━━ Data rows ━━

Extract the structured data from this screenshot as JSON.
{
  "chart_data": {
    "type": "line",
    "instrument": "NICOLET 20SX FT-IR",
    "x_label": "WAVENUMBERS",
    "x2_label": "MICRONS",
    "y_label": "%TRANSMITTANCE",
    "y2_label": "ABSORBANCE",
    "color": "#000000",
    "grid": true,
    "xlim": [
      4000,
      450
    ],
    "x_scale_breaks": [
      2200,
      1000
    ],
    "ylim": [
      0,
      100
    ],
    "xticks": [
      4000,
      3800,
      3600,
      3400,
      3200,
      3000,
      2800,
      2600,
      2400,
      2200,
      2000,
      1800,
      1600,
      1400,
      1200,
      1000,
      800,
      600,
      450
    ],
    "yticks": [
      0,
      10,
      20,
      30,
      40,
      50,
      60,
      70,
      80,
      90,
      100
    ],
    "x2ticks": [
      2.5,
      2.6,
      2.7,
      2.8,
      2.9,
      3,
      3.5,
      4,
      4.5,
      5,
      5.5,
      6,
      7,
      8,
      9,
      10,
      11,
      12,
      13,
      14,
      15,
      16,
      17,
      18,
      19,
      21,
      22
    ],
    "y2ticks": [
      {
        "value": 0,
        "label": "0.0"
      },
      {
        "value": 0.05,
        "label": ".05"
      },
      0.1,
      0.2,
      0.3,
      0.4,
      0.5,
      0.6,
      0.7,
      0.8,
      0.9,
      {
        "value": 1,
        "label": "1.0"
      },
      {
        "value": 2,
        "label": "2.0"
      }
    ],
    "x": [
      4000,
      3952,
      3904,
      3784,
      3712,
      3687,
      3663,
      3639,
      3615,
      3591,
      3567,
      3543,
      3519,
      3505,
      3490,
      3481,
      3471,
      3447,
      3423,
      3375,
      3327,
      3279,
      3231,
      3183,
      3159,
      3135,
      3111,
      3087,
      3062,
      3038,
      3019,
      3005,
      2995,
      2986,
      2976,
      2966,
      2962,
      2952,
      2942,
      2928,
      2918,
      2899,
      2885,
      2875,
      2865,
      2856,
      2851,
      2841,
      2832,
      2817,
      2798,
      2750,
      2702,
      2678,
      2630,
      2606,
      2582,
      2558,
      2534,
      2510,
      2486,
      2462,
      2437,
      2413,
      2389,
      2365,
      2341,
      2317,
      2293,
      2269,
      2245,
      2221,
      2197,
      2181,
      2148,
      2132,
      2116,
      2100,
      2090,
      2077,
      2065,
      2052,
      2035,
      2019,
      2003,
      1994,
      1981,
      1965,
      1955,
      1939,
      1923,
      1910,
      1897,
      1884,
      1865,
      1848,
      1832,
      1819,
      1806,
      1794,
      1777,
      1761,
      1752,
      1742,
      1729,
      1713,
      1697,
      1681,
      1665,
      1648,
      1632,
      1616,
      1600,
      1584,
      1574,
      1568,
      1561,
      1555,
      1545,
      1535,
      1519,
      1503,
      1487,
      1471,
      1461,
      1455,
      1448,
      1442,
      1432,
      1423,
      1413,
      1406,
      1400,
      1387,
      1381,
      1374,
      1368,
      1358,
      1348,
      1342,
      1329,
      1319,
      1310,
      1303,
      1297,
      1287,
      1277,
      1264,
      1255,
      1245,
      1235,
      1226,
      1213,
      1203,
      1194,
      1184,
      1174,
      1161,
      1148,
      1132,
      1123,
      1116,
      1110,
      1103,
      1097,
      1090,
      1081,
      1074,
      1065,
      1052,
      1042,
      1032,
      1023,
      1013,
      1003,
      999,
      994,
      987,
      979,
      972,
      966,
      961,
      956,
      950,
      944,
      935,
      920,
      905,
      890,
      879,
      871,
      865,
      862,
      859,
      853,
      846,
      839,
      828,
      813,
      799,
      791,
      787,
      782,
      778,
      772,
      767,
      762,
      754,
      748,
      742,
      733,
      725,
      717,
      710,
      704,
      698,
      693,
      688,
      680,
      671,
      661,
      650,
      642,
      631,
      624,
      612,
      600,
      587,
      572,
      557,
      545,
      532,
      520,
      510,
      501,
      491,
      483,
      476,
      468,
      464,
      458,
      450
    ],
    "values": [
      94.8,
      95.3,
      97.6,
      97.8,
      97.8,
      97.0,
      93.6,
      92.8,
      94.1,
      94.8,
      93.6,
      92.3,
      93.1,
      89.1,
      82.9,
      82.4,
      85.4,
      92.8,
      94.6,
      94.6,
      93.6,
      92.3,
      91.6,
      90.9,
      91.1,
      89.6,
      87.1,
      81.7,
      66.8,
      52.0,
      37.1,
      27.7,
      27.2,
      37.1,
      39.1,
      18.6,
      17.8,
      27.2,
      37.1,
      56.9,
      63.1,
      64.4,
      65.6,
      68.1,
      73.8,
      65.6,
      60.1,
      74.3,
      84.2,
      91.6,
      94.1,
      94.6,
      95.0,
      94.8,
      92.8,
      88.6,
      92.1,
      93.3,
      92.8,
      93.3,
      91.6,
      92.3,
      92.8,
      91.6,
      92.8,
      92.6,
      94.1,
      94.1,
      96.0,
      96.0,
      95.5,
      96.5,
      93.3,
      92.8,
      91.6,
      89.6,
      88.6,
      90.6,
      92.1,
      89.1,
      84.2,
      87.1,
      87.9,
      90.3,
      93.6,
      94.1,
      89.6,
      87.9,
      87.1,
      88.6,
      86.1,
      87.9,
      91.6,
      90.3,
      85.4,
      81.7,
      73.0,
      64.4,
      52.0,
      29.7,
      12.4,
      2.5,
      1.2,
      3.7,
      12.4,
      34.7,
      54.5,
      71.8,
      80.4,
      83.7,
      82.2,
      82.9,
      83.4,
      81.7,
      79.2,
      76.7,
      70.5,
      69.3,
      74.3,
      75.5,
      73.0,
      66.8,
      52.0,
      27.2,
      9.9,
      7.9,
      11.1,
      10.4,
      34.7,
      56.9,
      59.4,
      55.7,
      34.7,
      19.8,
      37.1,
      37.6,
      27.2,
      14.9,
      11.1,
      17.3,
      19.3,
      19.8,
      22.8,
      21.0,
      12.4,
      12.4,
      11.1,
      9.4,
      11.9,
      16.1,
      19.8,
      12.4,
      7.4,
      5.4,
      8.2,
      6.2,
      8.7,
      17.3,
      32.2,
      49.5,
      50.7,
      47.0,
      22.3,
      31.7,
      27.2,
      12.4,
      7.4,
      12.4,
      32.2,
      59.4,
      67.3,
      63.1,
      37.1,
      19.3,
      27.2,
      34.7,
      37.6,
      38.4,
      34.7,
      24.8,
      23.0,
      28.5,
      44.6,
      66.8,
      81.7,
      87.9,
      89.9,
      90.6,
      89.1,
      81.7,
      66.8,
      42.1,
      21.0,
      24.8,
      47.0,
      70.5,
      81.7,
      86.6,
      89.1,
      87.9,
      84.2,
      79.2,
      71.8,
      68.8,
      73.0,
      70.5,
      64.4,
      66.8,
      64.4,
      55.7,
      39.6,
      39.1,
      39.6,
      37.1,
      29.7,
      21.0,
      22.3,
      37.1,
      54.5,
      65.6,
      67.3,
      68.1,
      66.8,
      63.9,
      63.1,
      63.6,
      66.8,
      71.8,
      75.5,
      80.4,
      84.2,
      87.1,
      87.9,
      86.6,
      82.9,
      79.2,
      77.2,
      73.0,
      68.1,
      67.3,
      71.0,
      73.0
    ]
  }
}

━━━

To do
Using the entries above, please restate each one word for word.

The answer
Extract the structured data from this screenshot as JSON.
{
  "chart_data": {
    "type": "line",
    "instrument": "NICOLET 20SX FT-IR",
    "x_label": "WAVENUMBERS",
    "x2_label": "MICRONS",
    "y_label": "%TRANSMITTANCE",
    "y2_label": "ABSORBANCE",
    "color": "#000000",
    "grid": true,
    "xlim": [
      4000,
      450
    ],
    "x_scale_breaks": [
      2200,
      1000
    ],
    "ylim": [
      0,
      100
    ],
    "xticks": [
      4000,
      3800,
      3600,
      3400,
      3200,
      3000,
      2800,
      2600,
      2400,
      2200,
      2000,
      1800,
      1600,
      1400,
      1200,
      1000,
      800,
      600,
      450
    ],
    "yticks": [
      0,
      10,
      20,
      30,
      40,
      50,
      60,
      70,
      80,
      90,
      100
    ],
    "x2ticks": [
      2.5,
      2.6,
      2.7,
      2.8,
      2.9,
      3,
      3.5,
      4,
      4.5,
      5,
      5.5,
      6,
      7,
      8,
      9,
      10,
      11,
      12,
      13,
      14,
      15,
      16,
      17,
      18,
      19,
      21,
      22
    ],
    "y2ticks": [
      {
        "value": 0,
        "label": "0.0"
      },
      {
        "value": 0.05,
        "label": ".05"
      },
      0.1,
      0.2,
      0.3,
      0.4,
      0.5,
      0.6,
      0.7,
      0.8,
      0.9,
      {
        "value": 1,
        "label": "1.0"
      },
      {
        "value": 2,
        "label": "2.0"
      }
    ],
    "x": [
      4000,
      3952,
      3904,
      3784,
      3712,
      3687,
      3663,
      3639,
      3615,
      3591,
      3567,
      3543,
      3519,
      3505,
      3490,
      3481,
      3471,
      3447,
      3423,
      3375,
      3327,
      3279,
      3231,
      3183,
      3159,
      3135,
      3111,
      3087,
      3062,
      3038,
      3019,
      3005,
      2995,
      2986,
      2976,
      2966,
      2962,
      2952,
      2942,
      2928,
      2918,
      2899,
      2885,
      2875,
      2865,
      2856,
      2851,
      2841,
      2832,
      2817,
      2798,
      2750,
      2702,
      2678,
      2630,
      2606,
      2582,
      2558,
      2534,
      2510,
      2486,
      2462,
      2437,
      2413,
      2389,
      2365,
      2341,
      2317,
      2293,
      2269,
      2245,
      2221,
      2197,
      2181,
      2148,
      2132,
      2116,
      2100,
      2090,
      2077,
      2065,
      2052,
      2035,
      2019,
      2003,
      1994,
      1981,
      1965,
      1955,
      1939,
      1923,
      1910,
      1897,
      1884,
      1865,
      1848,
      1832,
      1819,
      1806,
      1794,
      1777,
      1761,
      1752,
      1742,
      1729,
      1713,
      1697,
      1681,
      1665,
      1648,
      1632,
      1616,
      1600,
      1584,
      1574,
      1568,
      1561,
      1555,
      1545,
      1535,
      1519,
      1503,
      1487,
      1471,
      1461,
      1455,
      1448,
      1442,
      1432,
      1423,
      1413,
      1406,
      1400,
      1387,
      1381,
      1374,
      1368,
      1358,
      1348,
      1342,
      1329,
      1319,
      1310,
      1303,
      1297,
      1287,
      1277,
      1264,
      1255,
      1245,
      1235,
      1226,
      1213,
      1203,
      1194,
      1184,
      1174,
      1161,
      1148,
      1132,
      1123,
      1116,
      1110,
      1103,
      1097,
      1090,
      1081,
      1074,
      1065,
      1052,
      1042,
      1032,
      1023,
      1013,
      1003,
      999,
      994,
      987,
      979,
      972,
      966,
      961,
      956,
      950,
      944,
      935,
      920,
      905,
      890,
      879,
      871,
      865,
      862,
      859,
      853,
      846,
      839,
      828,
      813,
      799,
      791,
      787,
      782,
      778,
      772,
      767,
      762,
      754,
      748,
      742,
      733,
      725,
      717,
      710,
      704,
      698,
      693,
      688,
      680,
      671,
      661,
      650,
      642,
      631,
      624,
      612,
      600,
      587,
      572,
      557,
      545,
      532,
      520,
      510,
      501,
      491,
      483,
      476,
      468,
      464,
      458,
      450
    ],
    "values": [
      94.8,
      95.3,
      97.6,
      97.8,
      97.8,
      97.0,
      93.6,
      92.8,
      94.1,
      94.8,
      93.6,
      92.3,
      93.1,
      89.1,
      82.9,
      82.4,
      85.4,
      92.8,
      94.6,
      94.6,
      93.6,
      92.3,
      91.6,
      90.9,
      91.1,
      89.6,
      87.1,
      81.7,
      66.8,
      52.0,
      37.1,
      27.7,
      27.2,
      37.1,
      39.1,
      18.6,
      17.8,
      27.2,
      37.1,
      56.9,
      63.1,
      64.4,
      65.6,
      68.1,
      73.8,
      65.6,
      60.1,
      74.3,
      84.2,
      91.6,
      94.1,
      94.6,
      95.0,
      94.8,
      92.8,
      88.6,
      92.1,
      93.3,
      92.8,
      93.3,
      91.6,
      92.3,
      92.8,
      91.6,
      92.8,
      92.6,
      94.1,
      94.1,
      96.0,
      96.0,
      95.5,
      96.5,
      93.3,
      92.8,
      91.6,
      89.6,
      88.6,
      90.6,
      92.1,
      89.1,
      84.2,
      87.1,
      87.9,
      90.3,
      93.6,
      94.1,
      89.6,
      87.9,
      87.1,
      88.6,
      86.1,
      87.9,
      91.6,
      90.3,
      85.4,
      81.7,
      73.0,
      64.4,
      52.0,
      29.7,
      12.4,
      2.5,
      1.2,
      3.7,
      12.4,
      34.7,
      54.5,
      71.8,
      80.4,
      83.7,
      82.2,
      82.9,
      83.4,
      81.7,
      79.2,
      76.7,
      70.5,
      69.3,
      74.3,
      75.5,
      73.0,
      66.8,
      52.0,
      27.2,
      9.9,
      7.9,
      11.1,
      10.4,
      34.7,
      56.9,
      59.4,
      55.7,
      34.7,
      19.8,
      37.1,
      37.6,
      27.2,
      14.9,
      11.1,
      17.3,
      19.3,
      19.8,
      22.8,
      21.0,
      12.4,
      12.4,
      11.1,
      9.4,
      11.9,
      16.1,
      19.8,
      12.4,
      7.4,
      5.4,
      8.2,
      6.2,
      8.7,
      17.3,
      32.2,
      49.5,
      50.7,
      47.0,
      22.3,
      31.7,
      27.2,
      12.4,
      7.4,
      12.4,
      32.2,
      59.4,
      67.3,
      63.1,
      37.1,
      19.3,
      27.2,
      34.7,
      37.6,
      38.4,
      34.7,
      24.8,
      23.0,
      28.5,
      44.6,
      66.8,
      81.7,
      87.9,
      89.9,
      90.6,
      89.1,
      81.7,
      66.8,
      42.1,
      21.0,
      24.8,
      47.0,
      70.5,
      81.7,
      86.6,
      89.1,
      87.9,
      84.2,
      79.2,
      71.8,
      68.8,
      73.0,
      70.5,
      64.4,
      66.8,
      64.4,
      55.7,
      39.6,
      39.1,
      39.6,
      37.1,
      29.7,
      21.0,
      22.3,
      37.1,
      54.5,
      65.6,
      67.3,
      68.1,
      66.8,
      63.9,
      63.1,
      63.6,
      66.8,
      71.8,
      75.5,
      80.4,
      84.2,
      87.1,
      87.9,
      86.6,
      82.9,
      79.2,
      77.2,
      73.0,
      68.1,
      67.3,
      71.0,
      73.0
    ]
  }
}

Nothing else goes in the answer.